** Begin Listing **

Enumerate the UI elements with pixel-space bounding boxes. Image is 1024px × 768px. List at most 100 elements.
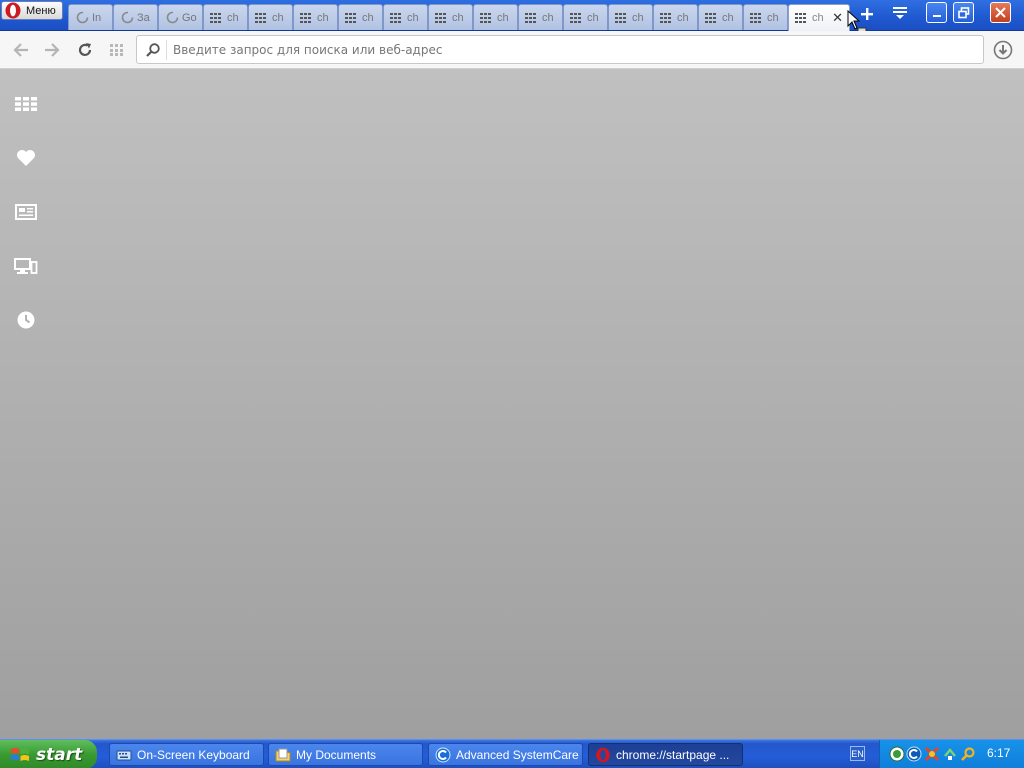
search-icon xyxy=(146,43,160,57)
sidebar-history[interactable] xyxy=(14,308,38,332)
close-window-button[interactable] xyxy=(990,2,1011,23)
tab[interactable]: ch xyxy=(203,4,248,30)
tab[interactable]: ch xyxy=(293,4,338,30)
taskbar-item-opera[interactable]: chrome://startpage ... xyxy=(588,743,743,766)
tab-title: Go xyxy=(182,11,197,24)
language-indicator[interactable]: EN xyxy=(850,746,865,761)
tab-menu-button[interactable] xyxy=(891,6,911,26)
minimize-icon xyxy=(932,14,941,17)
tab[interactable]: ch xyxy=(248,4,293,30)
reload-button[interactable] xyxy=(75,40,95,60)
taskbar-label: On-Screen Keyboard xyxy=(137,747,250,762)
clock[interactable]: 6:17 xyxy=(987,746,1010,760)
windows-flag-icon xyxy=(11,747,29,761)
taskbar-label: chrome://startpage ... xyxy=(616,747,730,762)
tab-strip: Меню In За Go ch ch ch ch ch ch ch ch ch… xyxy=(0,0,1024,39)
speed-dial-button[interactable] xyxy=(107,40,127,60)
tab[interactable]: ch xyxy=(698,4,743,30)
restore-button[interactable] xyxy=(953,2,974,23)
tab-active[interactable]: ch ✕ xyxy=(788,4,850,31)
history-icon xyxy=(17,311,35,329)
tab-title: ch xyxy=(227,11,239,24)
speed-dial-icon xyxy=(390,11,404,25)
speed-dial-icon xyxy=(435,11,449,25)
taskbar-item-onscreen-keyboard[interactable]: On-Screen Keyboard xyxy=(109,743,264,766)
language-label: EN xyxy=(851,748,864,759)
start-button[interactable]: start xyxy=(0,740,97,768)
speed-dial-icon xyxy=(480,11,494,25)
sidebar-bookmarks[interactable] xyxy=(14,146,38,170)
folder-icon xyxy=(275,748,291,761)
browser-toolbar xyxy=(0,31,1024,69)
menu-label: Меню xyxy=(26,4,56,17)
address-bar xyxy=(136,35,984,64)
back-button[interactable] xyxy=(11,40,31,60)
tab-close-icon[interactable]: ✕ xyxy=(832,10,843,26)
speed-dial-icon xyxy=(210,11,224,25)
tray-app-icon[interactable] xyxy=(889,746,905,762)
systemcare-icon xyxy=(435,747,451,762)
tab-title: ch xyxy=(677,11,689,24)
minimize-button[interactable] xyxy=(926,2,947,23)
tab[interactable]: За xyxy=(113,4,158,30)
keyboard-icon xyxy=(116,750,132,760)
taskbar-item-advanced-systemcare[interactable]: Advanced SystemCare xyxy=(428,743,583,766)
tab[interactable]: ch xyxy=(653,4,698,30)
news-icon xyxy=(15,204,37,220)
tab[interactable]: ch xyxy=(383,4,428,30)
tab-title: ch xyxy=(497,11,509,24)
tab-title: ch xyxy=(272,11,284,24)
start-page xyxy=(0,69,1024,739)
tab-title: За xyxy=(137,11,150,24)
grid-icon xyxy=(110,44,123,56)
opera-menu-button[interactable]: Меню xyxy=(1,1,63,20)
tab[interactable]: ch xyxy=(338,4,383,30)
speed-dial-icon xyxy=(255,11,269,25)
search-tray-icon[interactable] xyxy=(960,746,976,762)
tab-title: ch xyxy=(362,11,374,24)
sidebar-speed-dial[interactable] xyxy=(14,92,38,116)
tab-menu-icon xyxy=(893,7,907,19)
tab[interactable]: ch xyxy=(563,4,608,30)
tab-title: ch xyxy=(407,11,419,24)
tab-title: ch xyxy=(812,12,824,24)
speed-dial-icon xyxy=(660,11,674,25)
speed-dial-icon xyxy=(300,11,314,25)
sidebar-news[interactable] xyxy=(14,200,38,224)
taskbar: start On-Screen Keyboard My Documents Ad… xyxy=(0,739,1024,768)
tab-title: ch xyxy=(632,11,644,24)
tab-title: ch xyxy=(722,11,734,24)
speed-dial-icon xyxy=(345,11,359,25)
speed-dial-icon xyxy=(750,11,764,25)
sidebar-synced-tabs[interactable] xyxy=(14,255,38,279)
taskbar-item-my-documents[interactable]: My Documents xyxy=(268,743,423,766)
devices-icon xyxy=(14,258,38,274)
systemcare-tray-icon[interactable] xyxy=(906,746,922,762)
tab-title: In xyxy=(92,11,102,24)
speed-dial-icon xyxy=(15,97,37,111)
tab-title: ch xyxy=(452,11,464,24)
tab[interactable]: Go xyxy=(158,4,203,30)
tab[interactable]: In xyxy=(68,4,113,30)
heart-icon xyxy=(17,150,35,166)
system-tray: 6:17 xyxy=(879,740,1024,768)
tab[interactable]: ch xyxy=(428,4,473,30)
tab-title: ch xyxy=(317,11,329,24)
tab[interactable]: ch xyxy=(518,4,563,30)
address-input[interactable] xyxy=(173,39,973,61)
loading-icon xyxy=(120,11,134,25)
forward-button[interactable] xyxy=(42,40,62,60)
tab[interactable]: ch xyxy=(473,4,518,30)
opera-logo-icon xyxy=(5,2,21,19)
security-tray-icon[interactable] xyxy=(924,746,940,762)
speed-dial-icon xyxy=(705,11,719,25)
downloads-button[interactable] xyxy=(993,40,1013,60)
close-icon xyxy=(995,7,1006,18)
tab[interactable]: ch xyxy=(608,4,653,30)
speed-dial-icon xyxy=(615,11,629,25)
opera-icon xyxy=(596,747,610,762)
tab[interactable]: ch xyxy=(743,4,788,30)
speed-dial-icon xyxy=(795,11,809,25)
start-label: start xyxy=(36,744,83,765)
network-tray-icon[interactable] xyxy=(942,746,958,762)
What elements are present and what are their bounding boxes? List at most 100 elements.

** End Listing **
** Begin Listing **

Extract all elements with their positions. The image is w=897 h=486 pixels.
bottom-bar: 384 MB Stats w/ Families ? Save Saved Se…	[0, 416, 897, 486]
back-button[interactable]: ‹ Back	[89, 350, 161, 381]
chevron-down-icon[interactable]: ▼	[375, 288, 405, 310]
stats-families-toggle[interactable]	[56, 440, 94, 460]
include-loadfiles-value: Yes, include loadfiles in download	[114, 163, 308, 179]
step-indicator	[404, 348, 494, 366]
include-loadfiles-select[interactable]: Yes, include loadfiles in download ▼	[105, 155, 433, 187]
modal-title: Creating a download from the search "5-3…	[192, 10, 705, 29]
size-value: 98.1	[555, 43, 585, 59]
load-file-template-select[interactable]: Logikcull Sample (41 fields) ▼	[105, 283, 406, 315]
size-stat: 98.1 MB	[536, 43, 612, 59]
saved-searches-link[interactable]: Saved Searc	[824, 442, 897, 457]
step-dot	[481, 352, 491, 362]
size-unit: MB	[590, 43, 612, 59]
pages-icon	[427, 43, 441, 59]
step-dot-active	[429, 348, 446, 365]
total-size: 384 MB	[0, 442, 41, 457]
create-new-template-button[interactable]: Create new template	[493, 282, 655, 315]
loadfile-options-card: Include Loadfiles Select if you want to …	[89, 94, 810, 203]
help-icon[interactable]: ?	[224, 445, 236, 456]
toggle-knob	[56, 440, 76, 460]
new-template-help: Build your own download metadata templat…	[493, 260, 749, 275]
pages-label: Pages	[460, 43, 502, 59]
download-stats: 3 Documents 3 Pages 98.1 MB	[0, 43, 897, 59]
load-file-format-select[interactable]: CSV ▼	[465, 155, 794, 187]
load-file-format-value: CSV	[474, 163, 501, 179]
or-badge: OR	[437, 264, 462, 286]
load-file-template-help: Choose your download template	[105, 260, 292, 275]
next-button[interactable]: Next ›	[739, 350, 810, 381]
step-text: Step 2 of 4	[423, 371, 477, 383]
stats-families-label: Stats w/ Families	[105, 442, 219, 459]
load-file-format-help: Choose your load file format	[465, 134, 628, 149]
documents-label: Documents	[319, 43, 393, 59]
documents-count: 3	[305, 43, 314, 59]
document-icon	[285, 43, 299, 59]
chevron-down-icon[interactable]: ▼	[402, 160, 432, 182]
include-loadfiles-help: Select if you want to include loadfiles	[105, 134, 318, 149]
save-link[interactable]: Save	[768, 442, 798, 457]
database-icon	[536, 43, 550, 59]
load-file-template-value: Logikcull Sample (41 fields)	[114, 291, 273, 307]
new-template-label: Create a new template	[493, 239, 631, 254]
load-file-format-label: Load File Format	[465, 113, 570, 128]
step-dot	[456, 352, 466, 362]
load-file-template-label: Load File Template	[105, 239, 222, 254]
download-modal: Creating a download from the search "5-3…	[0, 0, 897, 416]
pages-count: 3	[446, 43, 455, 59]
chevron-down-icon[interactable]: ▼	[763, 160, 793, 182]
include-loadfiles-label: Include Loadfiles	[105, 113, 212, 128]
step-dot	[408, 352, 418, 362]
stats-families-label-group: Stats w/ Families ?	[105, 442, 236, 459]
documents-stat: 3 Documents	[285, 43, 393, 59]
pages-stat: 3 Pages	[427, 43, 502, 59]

** End Listing **

● **Task goal**:
Print every entry from the line containing "search-icon xyxy=(146,43,160,57)" down to the line containing "menu-label: Меню xyxy=(26,4,56,17)", including both of those lines.

● **Output below**:
search-icon xyxy=(146,43,160,57)
sidebar-history[interactable] xyxy=(14,308,38,332)
close-window-button[interactable] xyxy=(990,2,1011,23)
tab[interactable]: ch xyxy=(203,4,248,30)
tab[interactable]: ch xyxy=(293,4,338,30)
taskbar-item-opera[interactable]: chrome://startpage ... xyxy=(588,743,743,766)
tab-title: Go xyxy=(182,11,197,24)
language-indicator[interactable]: EN xyxy=(850,746,865,761)
tab-menu-button[interactable] xyxy=(891,6,911,26)
minimize-icon xyxy=(932,14,941,17)
tab[interactable]: ch xyxy=(248,4,293,30)
reload-button[interactable] xyxy=(75,40,95,60)
taskbar-label: On-Screen Keyboard xyxy=(137,747,250,762)
clock[interactable]: 6:17 xyxy=(987,746,1010,760)
windows-flag-icon xyxy=(11,747,29,761)
taskbar-label: chrome://startpage ... xyxy=(616,747,730,762)
tab-strip: Меню In За Go ch ch ch ch ch ch ch ch ch… xyxy=(0,0,1024,39)
speed-dial-button[interactable] xyxy=(107,40,127,60)
tab[interactable]: ch xyxy=(698,4,743,30)
restore-button[interactable] xyxy=(953,2,974,23)
tab-active[interactable]: ch ✕ xyxy=(788,4,850,31)
history-icon xyxy=(17,311,35,329)
tab-title: ch xyxy=(227,11,239,24)
speed-dial-icon xyxy=(390,11,404,25)
speed-dial-icon xyxy=(435,11,449,25)
taskbar-item-onscreen-keyboard[interactable]: On-Screen Keyboard xyxy=(109,743,264,766)
language-label: EN xyxy=(851,748,864,759)
start-button[interactable]: start xyxy=(0,740,97,768)
speed-dial-icon xyxy=(480,11,494,25)
sidebar-bookmarks[interactable] xyxy=(14,146,38,170)
folder-icon xyxy=(275,748,291,761)
browser-toolbar xyxy=(0,31,1024,69)
menu-label: Меню xyxy=(26,4,56,17)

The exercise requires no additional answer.